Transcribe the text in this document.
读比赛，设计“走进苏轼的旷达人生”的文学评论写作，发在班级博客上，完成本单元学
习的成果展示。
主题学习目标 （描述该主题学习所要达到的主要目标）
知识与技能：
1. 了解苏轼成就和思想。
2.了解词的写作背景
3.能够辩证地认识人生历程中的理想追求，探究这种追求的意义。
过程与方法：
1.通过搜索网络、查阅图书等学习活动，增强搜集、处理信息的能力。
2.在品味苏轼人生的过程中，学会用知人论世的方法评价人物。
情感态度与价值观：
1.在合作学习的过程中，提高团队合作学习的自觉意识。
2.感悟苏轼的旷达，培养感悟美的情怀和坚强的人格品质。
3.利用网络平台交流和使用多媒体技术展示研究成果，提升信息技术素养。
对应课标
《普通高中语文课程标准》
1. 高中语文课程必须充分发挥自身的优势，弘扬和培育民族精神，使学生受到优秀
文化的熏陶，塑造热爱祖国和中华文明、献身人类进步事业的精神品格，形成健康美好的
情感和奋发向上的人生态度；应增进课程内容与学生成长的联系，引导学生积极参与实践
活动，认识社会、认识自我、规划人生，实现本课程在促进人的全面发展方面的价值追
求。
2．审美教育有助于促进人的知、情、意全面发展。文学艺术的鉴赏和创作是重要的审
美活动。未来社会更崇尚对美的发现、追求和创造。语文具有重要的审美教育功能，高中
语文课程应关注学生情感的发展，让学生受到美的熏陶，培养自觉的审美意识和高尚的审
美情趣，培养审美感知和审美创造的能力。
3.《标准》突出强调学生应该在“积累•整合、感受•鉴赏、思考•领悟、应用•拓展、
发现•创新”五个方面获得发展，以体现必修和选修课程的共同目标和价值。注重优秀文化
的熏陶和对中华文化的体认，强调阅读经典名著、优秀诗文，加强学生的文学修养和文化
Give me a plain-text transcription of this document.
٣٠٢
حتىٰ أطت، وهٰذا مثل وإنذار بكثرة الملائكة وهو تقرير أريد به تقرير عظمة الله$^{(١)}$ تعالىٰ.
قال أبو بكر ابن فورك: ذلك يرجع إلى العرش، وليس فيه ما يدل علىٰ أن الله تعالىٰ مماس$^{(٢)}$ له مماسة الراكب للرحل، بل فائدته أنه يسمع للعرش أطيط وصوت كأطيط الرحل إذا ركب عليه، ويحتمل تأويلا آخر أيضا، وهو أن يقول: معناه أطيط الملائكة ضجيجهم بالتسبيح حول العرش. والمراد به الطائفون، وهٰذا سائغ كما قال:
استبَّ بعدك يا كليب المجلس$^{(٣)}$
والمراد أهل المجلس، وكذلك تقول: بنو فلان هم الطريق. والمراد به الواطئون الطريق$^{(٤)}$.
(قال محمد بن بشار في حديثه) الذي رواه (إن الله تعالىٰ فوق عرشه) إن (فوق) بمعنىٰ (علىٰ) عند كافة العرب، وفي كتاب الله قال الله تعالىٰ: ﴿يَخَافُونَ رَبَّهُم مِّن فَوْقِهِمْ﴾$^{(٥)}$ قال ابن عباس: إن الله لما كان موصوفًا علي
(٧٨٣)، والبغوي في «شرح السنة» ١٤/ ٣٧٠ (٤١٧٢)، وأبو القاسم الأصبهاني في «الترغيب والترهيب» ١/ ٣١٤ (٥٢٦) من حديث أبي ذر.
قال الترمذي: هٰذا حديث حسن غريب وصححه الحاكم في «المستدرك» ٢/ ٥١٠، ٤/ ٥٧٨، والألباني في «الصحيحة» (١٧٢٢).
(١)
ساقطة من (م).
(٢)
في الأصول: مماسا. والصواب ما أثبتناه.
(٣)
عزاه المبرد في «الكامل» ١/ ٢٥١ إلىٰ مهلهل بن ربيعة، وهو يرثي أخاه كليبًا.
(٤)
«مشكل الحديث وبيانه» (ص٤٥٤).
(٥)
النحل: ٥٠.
-*-*-
- SET TASK
Repeat exactly the lines from the one containing "Give me a plain-text" through the last line of the records above, both included, and nothing else.

- ANSWER FOR THE TASK
Give me a plain-text transcription of this document.
٣٠٢
حتىٰ أطت، وهٰذا مثل وإنذار بكثرة الملائكة وهو تقرير أريد به تقرير عظمة الله$^{(١)}$ تعالىٰ.
قال أبو بكر ابن فورك: ذلك يرجع إلى العرش، وليس فيه ما يدل علىٰ أن الله تعالىٰ مماس$^{(٢)}$ له مماسة الراكب للرحل، بل فائدته أنه يسمع للعرش أطيط وصوت كأطيط الرحل إذا ركب عليه، ويحتمل تأويلا آخر أيضا، وهو أن يقول: معناه أطيط الملائكة ضجيجهم بالتسبيح حول العرش. والمراد به الطائفون، وهٰذا سائغ كما قال:
استبَّ بعدك يا كليب المجلس$^{(٣)}$
والمراد أهل المجلس، وكذلك تقول: بنو فلان هم الطريق. والمراد به الواطئون الطريق$^{(٤)}$.
(قال محمد بن بشار في حديثه) الذي رواه (إن الله تعالىٰ فوق عرشه) إن (فوق) بمعنىٰ (علىٰ) عند كافة العرب، وفي كتاب الله قال الله تعالىٰ: ﴿يَخَافُونَ رَبَّهُم مِّن فَوْقِهِمْ﴾$^{(٥)}$ قال ابن عباس: إن الله لما كان موصوفًا علي
(٧٨٣)، والبغوي في «شرح السنة» ١٤/ ٣٧٠ (٤١٧٢)، وأبو القاسم الأصبهاني في «الترغيب والترهيب» ١/ ٣١٤ (٥٢٦) من حديث أبي ذر.
قال الترمذي: هٰذا حديث حسن غريب وصححه الحاكم في «المستدرك» ٢/ ٥١٠، ٤/ ٥٧٨، والألباني في «الصحيحة» (١٧٢٢).
(١)
ساقطة من (م).
(٢)
في الأصول: مماسا. والصواب ما أثبتناه.
(٣)
عزاه المبرد في «الكامل» ١/ ٢٥١ إلىٰ مهلهل بن ربيعة، وهو يرثي أخاه كليبًا.
(٤)
«مشكل الحديث وبيانه» (ص٤٥٤).
(٥)
النحل: ٥٠.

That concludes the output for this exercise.